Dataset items
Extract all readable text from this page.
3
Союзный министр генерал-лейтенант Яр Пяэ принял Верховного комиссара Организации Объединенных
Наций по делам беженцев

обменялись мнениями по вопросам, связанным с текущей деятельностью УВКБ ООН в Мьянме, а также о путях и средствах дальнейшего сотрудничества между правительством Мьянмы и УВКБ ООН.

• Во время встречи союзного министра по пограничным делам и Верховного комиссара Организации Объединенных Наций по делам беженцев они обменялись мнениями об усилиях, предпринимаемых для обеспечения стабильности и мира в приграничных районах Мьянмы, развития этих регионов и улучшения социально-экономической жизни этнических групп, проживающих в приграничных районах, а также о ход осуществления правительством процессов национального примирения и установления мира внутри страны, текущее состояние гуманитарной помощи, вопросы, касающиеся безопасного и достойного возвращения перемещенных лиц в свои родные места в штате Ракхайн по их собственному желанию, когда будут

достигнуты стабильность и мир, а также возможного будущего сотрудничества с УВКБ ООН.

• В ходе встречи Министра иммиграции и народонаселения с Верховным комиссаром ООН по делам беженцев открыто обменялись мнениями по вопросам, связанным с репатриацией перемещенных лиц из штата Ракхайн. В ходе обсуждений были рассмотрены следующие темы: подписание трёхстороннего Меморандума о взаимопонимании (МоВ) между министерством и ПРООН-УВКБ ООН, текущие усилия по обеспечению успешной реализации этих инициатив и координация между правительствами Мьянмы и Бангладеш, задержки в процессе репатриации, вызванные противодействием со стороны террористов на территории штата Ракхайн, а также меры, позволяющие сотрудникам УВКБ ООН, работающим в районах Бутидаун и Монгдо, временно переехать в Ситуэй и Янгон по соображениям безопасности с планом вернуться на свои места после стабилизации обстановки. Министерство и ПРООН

DESCRIPTION OF THE TASK:
State how many lines of the records hold the string "сотрудничества", and nothing else.

REPLY TO THE EXERCISE:
2